> [TASK TO COMPLETE]: Single out the lines of the material that contain "School" and copy them.

> [SOURCE RECORDS]:
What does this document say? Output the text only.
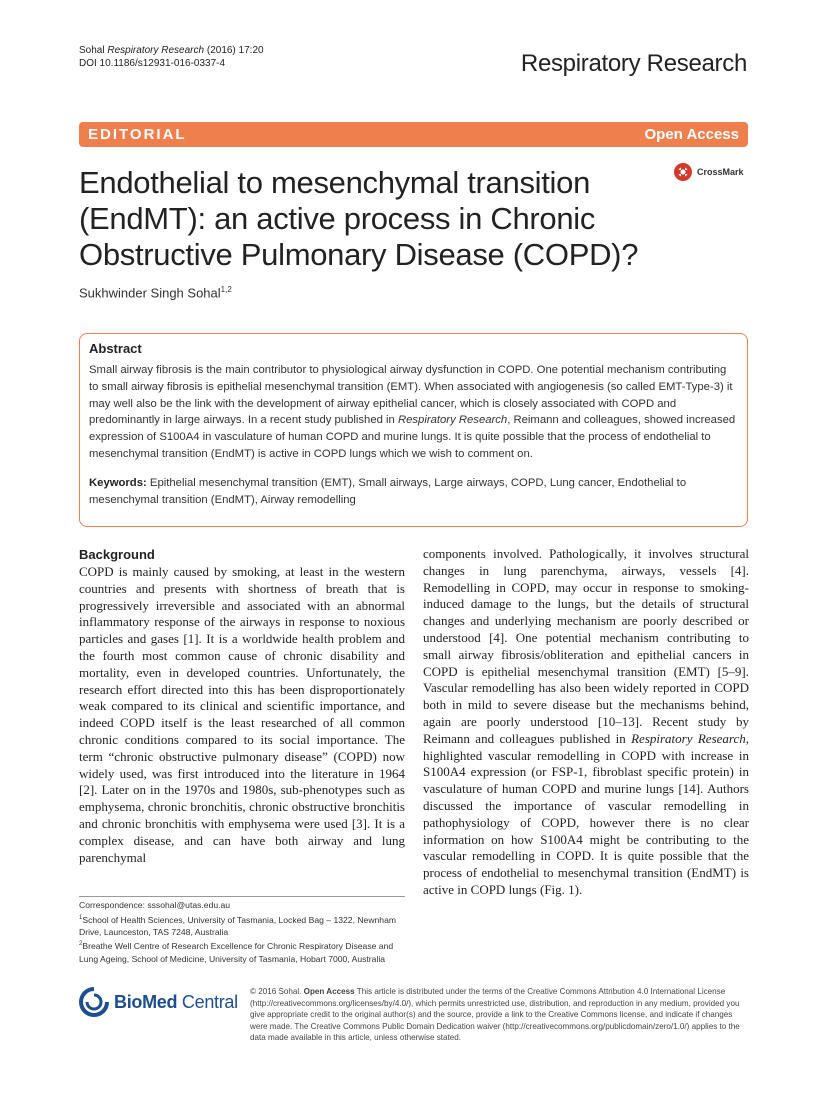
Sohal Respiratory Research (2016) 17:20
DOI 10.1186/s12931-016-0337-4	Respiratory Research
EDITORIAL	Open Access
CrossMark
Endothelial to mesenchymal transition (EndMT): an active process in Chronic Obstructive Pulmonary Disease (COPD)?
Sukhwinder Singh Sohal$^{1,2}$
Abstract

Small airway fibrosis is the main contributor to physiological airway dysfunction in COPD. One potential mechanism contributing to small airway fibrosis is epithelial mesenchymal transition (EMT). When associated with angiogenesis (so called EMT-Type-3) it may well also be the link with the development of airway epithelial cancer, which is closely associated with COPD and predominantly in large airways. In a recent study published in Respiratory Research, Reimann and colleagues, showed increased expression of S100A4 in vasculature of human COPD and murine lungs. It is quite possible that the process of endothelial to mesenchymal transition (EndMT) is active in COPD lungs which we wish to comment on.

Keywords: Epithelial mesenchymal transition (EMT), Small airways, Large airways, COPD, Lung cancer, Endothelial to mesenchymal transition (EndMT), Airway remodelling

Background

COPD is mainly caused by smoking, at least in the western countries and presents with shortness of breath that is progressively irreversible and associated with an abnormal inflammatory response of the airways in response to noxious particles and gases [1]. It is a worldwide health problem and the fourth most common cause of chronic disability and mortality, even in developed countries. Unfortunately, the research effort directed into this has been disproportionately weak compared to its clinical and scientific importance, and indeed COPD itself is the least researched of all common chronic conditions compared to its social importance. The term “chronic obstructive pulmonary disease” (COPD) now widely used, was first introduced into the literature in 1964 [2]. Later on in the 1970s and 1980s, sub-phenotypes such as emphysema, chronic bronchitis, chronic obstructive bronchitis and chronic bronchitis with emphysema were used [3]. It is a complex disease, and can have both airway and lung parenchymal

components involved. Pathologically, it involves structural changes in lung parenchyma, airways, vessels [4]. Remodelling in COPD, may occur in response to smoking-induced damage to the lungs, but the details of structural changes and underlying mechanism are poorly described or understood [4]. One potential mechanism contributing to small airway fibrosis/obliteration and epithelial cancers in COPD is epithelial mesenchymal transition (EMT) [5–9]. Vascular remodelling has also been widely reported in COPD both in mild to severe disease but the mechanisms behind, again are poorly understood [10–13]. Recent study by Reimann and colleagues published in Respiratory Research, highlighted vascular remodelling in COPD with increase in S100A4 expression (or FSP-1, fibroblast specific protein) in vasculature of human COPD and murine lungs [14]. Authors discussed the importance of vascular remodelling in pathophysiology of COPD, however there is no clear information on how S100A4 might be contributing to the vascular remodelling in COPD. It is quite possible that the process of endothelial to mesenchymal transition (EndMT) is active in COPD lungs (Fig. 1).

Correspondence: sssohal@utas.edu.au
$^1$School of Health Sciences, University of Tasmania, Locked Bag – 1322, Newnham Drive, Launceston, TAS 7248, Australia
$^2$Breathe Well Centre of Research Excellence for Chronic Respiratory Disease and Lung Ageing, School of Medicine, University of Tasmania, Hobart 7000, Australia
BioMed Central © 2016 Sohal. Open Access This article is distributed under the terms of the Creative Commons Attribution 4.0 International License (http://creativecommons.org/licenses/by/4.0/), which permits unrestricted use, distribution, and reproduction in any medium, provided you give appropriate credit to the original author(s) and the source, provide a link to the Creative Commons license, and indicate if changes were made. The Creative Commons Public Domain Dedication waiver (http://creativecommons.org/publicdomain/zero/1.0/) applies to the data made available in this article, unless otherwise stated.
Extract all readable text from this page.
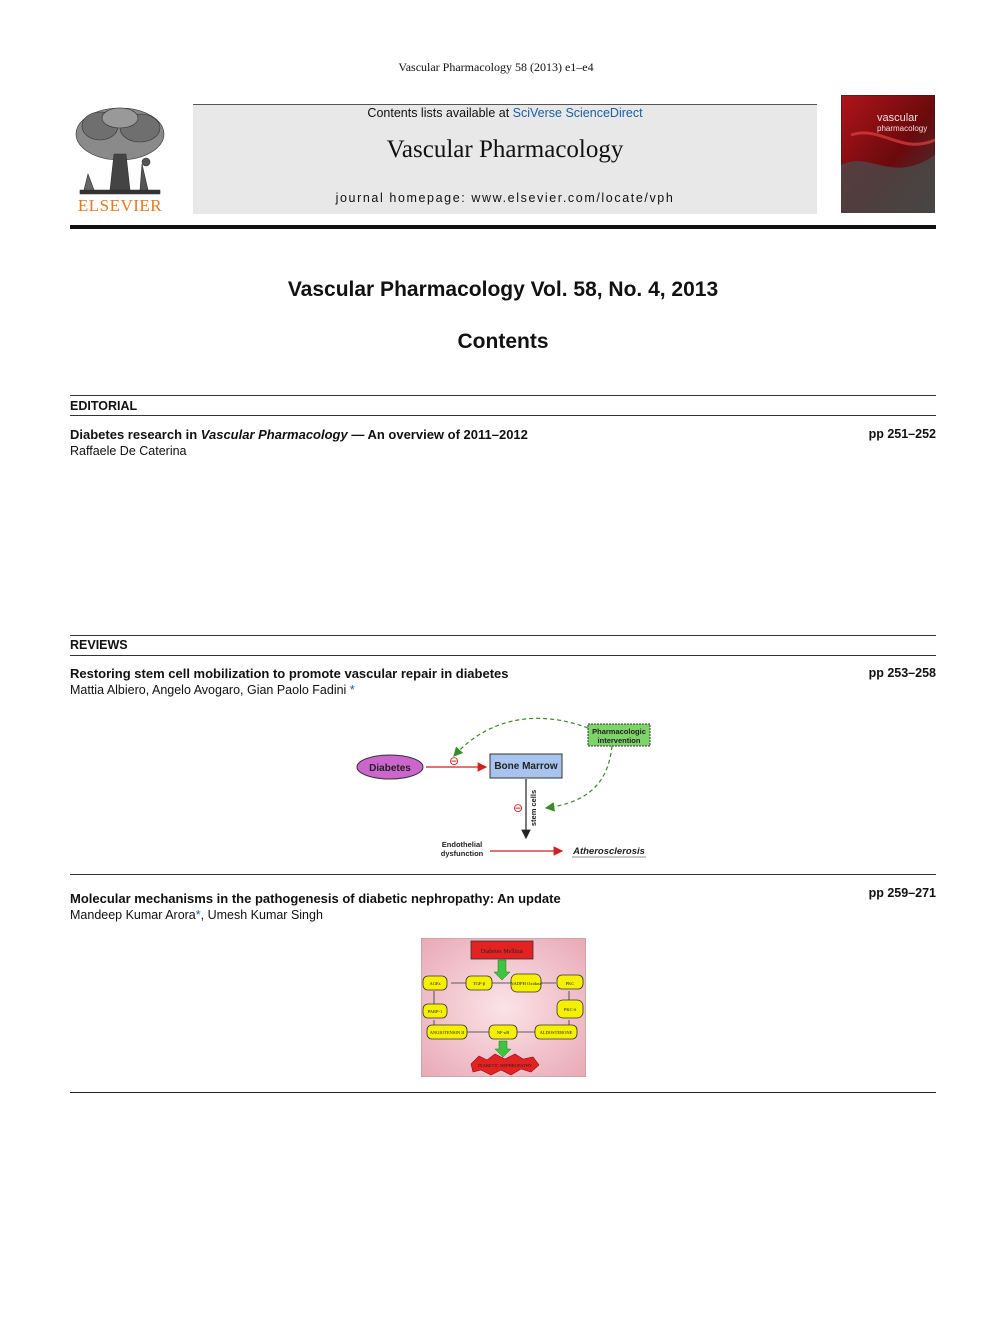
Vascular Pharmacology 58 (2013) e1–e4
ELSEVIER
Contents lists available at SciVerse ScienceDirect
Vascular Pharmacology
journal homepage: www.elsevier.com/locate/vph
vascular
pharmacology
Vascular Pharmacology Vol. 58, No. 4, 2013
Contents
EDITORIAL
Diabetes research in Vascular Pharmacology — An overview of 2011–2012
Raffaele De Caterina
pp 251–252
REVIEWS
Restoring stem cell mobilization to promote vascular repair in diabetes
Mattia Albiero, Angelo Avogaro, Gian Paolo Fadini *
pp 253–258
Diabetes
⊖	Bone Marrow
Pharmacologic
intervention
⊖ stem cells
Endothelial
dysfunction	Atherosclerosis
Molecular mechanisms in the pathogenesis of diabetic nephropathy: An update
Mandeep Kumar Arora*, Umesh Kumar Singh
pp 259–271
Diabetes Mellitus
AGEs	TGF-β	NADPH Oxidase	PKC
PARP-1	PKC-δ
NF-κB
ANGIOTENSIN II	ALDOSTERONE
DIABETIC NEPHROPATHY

---

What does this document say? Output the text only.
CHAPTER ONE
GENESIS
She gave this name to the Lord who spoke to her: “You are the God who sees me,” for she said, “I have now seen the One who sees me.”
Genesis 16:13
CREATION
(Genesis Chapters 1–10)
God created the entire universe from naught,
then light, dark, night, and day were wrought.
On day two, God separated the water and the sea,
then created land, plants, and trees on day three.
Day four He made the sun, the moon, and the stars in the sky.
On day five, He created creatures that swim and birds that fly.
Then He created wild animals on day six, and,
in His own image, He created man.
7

> [FINAL ANSWER]:
$^1$School of Health Sciences, University of Tasmania, Locked Bag – 1322, Newnham Drive, Launceston, TAS 7248, Australia
$^2$Breathe Well Centre of Research Excellence for Chronic Respiratory Disease and Lung Ageing, School of Medicine, University of Tasmania, Hobart 7000, Australia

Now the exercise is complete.